* **STORED RECORDS**
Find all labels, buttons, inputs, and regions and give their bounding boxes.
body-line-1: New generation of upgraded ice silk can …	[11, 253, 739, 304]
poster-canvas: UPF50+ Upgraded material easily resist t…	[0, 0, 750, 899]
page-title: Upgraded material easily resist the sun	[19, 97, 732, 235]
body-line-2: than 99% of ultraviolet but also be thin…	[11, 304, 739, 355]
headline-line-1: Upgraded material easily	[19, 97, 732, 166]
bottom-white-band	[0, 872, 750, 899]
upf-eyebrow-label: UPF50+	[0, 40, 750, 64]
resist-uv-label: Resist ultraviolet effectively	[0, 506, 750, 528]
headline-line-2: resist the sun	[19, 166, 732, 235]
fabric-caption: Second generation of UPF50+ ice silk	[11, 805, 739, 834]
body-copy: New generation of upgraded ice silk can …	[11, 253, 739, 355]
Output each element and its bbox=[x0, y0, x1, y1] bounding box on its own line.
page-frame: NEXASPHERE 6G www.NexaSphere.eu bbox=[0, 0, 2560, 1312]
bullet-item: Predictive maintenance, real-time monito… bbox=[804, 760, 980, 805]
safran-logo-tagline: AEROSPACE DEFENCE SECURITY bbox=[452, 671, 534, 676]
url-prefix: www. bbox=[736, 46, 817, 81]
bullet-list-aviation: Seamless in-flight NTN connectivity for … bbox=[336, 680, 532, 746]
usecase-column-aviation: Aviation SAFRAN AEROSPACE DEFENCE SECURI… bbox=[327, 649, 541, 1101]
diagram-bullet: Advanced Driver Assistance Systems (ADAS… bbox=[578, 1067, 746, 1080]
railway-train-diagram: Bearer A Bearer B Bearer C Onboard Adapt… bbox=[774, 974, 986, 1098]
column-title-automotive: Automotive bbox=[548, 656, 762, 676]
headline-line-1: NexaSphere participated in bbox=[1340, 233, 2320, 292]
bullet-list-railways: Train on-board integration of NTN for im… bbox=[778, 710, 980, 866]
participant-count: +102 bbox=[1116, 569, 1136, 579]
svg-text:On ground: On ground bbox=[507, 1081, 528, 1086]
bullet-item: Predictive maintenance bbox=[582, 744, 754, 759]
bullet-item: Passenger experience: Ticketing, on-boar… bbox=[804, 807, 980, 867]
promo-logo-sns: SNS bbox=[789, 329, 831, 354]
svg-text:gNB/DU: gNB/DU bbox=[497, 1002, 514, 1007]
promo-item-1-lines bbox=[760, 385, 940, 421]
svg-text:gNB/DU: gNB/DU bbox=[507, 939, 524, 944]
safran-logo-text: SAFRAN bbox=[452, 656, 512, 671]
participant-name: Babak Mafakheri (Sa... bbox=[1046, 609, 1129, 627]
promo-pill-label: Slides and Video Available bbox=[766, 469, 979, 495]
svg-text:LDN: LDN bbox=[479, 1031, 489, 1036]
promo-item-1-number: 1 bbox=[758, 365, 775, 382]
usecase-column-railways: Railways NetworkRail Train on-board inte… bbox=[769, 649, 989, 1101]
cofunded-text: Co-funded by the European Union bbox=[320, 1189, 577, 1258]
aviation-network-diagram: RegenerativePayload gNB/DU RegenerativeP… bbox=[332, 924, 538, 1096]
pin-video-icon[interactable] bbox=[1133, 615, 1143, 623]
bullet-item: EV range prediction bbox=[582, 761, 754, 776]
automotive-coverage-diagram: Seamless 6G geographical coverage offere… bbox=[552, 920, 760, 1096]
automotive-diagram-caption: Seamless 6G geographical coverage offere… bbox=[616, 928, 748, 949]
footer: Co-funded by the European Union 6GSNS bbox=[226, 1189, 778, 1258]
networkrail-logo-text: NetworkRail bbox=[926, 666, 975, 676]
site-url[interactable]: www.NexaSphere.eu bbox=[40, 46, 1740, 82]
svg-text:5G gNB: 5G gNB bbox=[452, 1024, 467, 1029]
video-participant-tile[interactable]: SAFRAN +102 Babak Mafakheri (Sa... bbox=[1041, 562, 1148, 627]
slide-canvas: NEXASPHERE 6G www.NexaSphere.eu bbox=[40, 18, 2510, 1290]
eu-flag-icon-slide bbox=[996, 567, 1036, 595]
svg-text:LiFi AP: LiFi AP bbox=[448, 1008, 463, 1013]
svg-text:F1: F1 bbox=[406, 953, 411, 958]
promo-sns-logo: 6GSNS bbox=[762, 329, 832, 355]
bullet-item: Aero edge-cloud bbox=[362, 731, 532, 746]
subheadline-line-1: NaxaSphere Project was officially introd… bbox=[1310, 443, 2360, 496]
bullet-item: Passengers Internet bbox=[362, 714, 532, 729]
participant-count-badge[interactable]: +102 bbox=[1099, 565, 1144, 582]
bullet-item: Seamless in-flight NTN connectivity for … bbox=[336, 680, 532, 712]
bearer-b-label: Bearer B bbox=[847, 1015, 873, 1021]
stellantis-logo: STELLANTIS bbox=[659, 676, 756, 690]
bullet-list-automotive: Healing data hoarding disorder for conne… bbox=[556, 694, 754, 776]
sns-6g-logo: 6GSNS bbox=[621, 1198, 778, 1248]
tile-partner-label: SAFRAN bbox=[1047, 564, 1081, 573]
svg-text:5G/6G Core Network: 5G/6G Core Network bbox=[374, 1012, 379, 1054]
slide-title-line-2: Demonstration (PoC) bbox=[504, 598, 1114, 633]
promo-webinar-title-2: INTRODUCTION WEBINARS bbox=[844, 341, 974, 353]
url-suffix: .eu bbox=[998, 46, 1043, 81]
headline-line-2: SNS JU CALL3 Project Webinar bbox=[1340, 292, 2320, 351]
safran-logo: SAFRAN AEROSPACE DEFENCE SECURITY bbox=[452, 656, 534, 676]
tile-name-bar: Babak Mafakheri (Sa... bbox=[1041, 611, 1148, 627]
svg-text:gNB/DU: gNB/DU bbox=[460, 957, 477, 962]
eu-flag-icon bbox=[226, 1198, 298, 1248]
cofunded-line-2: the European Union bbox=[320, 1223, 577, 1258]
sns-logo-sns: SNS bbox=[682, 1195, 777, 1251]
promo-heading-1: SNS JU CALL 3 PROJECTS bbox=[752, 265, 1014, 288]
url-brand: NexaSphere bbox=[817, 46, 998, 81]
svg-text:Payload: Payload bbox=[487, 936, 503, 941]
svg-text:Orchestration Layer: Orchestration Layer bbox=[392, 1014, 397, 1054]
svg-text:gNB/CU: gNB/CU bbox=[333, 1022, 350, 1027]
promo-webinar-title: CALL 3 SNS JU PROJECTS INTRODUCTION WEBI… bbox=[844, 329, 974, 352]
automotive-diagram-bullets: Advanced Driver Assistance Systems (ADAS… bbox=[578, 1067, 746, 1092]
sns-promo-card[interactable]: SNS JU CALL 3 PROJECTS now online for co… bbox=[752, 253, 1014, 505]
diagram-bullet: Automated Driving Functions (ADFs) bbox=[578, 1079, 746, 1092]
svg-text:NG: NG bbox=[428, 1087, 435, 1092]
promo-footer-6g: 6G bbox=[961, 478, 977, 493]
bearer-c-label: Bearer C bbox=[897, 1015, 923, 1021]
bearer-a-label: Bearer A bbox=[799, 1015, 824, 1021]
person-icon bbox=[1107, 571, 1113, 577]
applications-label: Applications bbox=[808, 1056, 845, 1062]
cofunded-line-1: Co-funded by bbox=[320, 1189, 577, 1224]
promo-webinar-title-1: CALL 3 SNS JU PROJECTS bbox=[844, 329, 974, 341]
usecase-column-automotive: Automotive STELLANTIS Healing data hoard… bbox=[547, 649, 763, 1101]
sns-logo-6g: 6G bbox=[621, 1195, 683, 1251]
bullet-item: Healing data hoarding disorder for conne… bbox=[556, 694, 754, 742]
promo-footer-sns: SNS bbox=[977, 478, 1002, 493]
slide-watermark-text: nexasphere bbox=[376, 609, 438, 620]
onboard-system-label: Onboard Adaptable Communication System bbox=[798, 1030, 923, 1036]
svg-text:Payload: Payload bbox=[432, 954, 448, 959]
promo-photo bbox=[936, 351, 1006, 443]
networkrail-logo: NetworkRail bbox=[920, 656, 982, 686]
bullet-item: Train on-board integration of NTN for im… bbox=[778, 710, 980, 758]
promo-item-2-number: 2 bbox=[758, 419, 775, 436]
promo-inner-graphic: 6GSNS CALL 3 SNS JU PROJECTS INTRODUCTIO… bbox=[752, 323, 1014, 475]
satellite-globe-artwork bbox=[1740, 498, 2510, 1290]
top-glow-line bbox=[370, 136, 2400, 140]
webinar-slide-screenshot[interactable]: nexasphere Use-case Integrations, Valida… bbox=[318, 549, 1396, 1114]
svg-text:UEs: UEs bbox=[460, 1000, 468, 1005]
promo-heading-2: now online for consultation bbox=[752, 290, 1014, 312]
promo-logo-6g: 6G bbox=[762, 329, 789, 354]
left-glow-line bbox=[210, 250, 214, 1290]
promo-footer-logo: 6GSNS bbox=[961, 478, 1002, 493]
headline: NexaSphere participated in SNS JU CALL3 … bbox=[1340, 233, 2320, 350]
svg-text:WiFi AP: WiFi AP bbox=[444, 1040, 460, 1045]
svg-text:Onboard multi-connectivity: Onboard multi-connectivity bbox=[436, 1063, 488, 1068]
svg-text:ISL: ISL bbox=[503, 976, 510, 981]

* **EXERCISE DIRECTIONS**
Convert the rows from the first one up to and including the row with "resist-uv-label: Resist ultraviolet" into a Markdown table with the columns Number and Row text, leaving out any blank lines.

* **ANSWER IN FULL**
| Number | Row text |
|---|---|
| 1 | Find all labels, buttons, inputs, and regions and give their bounding boxes. |
| 2 | body-line-1: New generation of upgraded ice silk can …	[11, 253, 739, 304] |
| 3 | poster-canvas: UPF50+ Upgraded material easily resist t…	[0, 0, 750, 899] |
| 4 | page-title: Upgraded material easily resist the sun	[19, 97, 732, 235] |
| 5 | body-line-2: than 99% of ultraviolet but also be thin…	[11, 304, 739, 355] |
| 6 | headline-line-1: Upgraded material easily	[19, 97, 732, 166] |
| 7 | bottom-white-band	[0, 872, 750, 899] |
| 8 | upf-eyebrow-label: UPF50+	[0, 40, 750, 64] |
| 9 | resist-uv-label: Resist ultraviolet effectively	[0, 506, 750, 528] |